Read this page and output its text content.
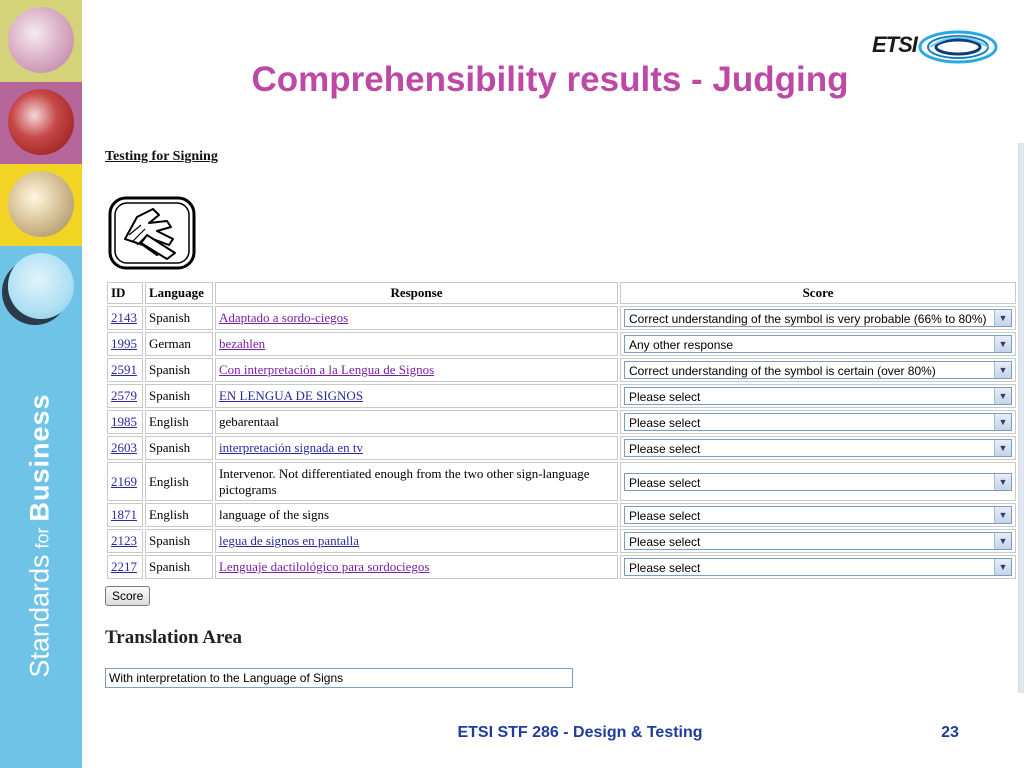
StandardsforBusiness
Comprehensibility results - Judging
ETSI
Testing for Signing
ID	Language	Response	Score
2143	Spanish	Adaptado a sordo-ciegos	Correct understanding of the symbol is very probable (66% to 80%) ▼

1995	German	bezahlen	Any other response ▼

2591	Spanish	Con interpretación a la Lengua de Signos	Correct understanding of the symbol is certain (over 80%) ▼

2579	Spanish	EN LENGUA DE SIGNOS	Please select ▼

1985	English	gebarentaal	Please select ▼

2603	Spanish	interpretación signada en tv	Please select ▼

2169	English	Intervenor. Not differentiated enough from the two other sign-language pictograms	Please select ▼

1871	English	language of the signs	Please select ▼

2123	Spanish	legua de signos en pantalla	Please select ▼

2217	Spanish	Lenguaje dactilológico para sordociegos	Please select ▼
Score
Translation Area
With interpretation to the Language of Signs
ETSI STF 286 - Design & Testing	23
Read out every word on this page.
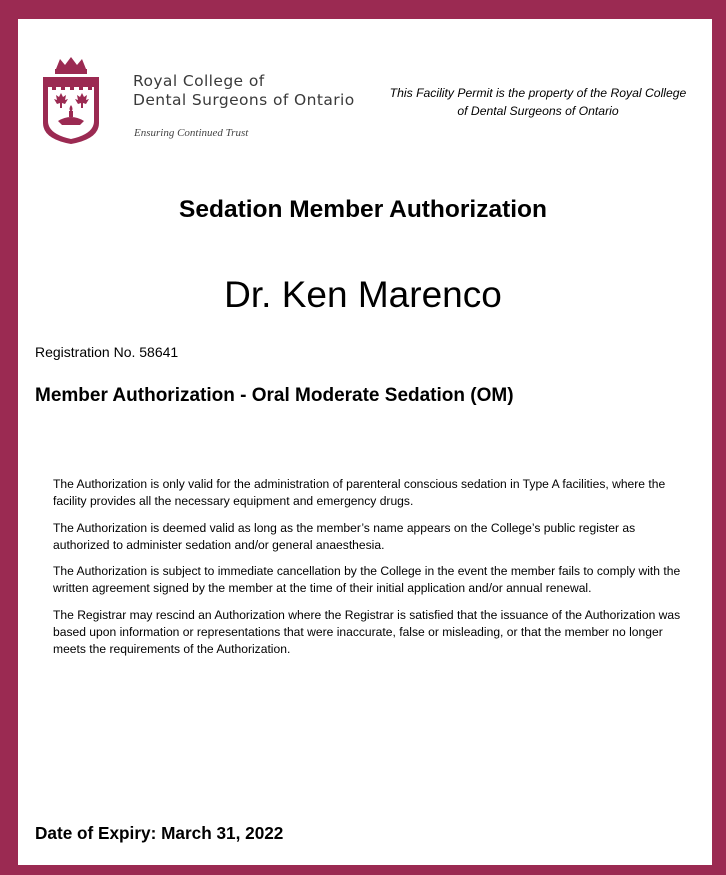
Royal College of
Dental Surgeons of Ontario
Ensuring Continued Trust
This Facility Permit is the property of the Royal College of Dental Surgeons of Ontario
Sedation Member Authorization
Dr. Ken Marenco
Registration No. 58641
Member Authorization - Oral Moderate Sedation (OM)

The Authorization is only valid for the administration of parenteral conscious sedation in Type A facilities, where the facility provides all the necessary equipment and emergency drugs.

The Authorization is deemed valid as long as the member’s name appears on the College’s public register as authorized to administer sedation and/or general anaesthesia.

The Authorization is subject to immediate cancellation by the College in the event the member fails to comply with the written agreement signed by the member at the time of their initial application and/or annual renewal.

The Registrar may rescind an Authorization where the Registrar is satisfied that the issuance of the Authorization was based upon information or representations that were inaccurate, false or misleading, or that the member no longer meets the requirements of the Authorization.

Date of Expiry: March 31, 2022
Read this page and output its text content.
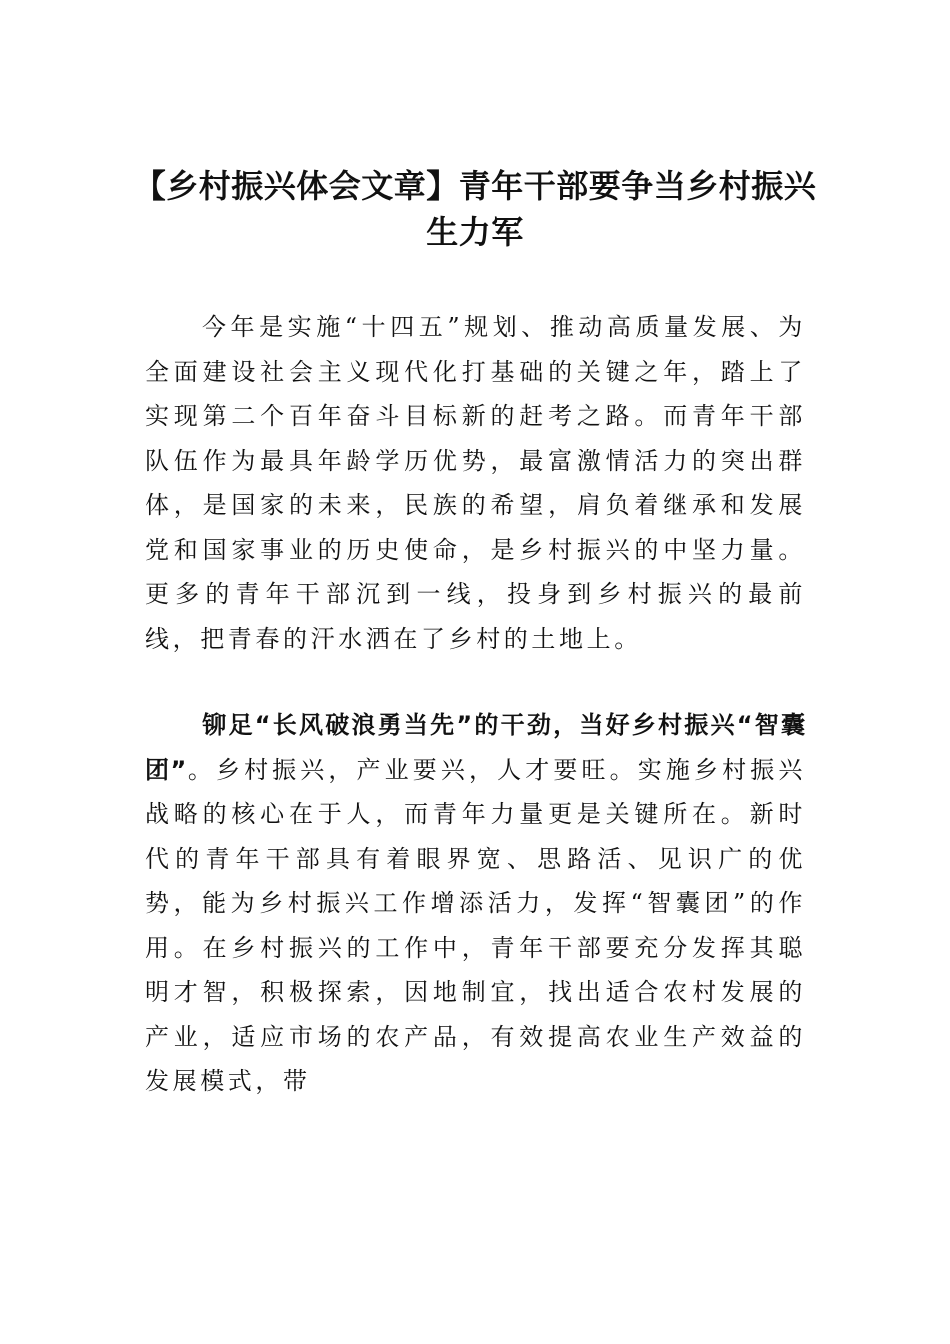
【乡村振兴体会文章】青年干部要争当乡村振兴生力军

今年是实施“十四五”规划、推动高质量发展、为全面建设社会主义现代化打基础的关键之年，踏上了实现第二个百年奋斗目标新的赶考之路。而青年干部队伍作为最具年龄学历优势，最富激情活力的突出群体，是国家的未来，民族的希望，肩负着继承和发展党和国家事业的历史使命，是乡村振兴的中坚力量。更多的青年干部沉到一线，投身到乡村振兴的最前线，把青春的汗水洒在了乡村的土地上。

铆足“长风破浪勇当先”的干劲，当好乡村振兴“智囊团”。乡村振兴，产业要兴，人才要旺。实施乡村振兴战略的核心在于人，而青年力量更是关键所在。新时代的青年干部具有着眼界宽、思路活、见识广的优势，能为乡村振兴工作增添活力，发挥“智囊团”的作用。在乡村振兴的工作中，青年干部要充分发挥其聪明才智，积极探索，因地制宜，找出适合农村发展的产业，适应市场的农产品，有效提高农业生产效益的发展模式，带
------------
**Exercise:** Output the line containing "Read out every word on this page." along with every line after it to the end of the material, exactly as written, but without pictures.

**Task output:**
Read out every word on this page.
Royal College of
Dental Surgeons of Ontario
Ensuring Continued Trust
This Facility Permit is the property of the Royal College of Dental Surgeons of Ontario
Sedation Member Authorization
Dr. Ken Marenco
Registration No. 58641
Member Authorization - Oral Moderate Sedation (OM)

The Authorization is only valid for the administration of parenteral conscious sedation in Type A facilities, where the facility provides all the necessary equipment and emergency drugs.

The Authorization is deemed valid as long as the member’s name appears on the College’s public register as authorized to administer sedation and/or general anaesthesia.

The Authorization is subject to immediate cancellation by the College in the event the member fails to comply with the written agreement signed by the member at the time of their initial application and/or annual renewal.

The Registrar may rescind an Authorization where the Registrar is satisfied that the issuance of the Authorization was based upon information or representations that were inaccurate, false or misleading, or that the member no longer meets the requirements of the Authorization.

Date of Expiry: March 31, 2022
Read this page and output its text content.
【乡村振兴体会文章】青年干部要争当乡村振兴生力军

今年是实施“十四五”规划、推动高质量发展、为全面建设社会主义现代化打基础的关键之年，踏上了实现第二个百年奋斗目标新的赶考之路。而青年干部队伍作为最具年龄学历优势，最富激情活力的突出群体，是国家的未来，民族的希望，肩负着继承和发展党和国家事业的历史使命，是乡村振兴的中坚力量。更多的青年干部沉到一线，投身到乡村振兴的最前线，把青春的汗水洒在了乡村的土地上。

铆足“长风破浪勇当先”的干劲，当好乡村振兴“智囊团”。乡村振兴，产业要兴，人才要旺。实施乡村振兴战略的核心在于人，而青年力量更是关键所在。新时代的青年干部具有着眼界宽、思路活、见识广的优势，能为乡村振兴工作增添活力，发挥“智囊团”的作用。在乡村振兴的工作中，青年干部要充分发挥其聪明才智，积极探索，因地制宜，找出适合农村发展的产业，适应市场的农产品，有效提高农业生产效益的发展模式，带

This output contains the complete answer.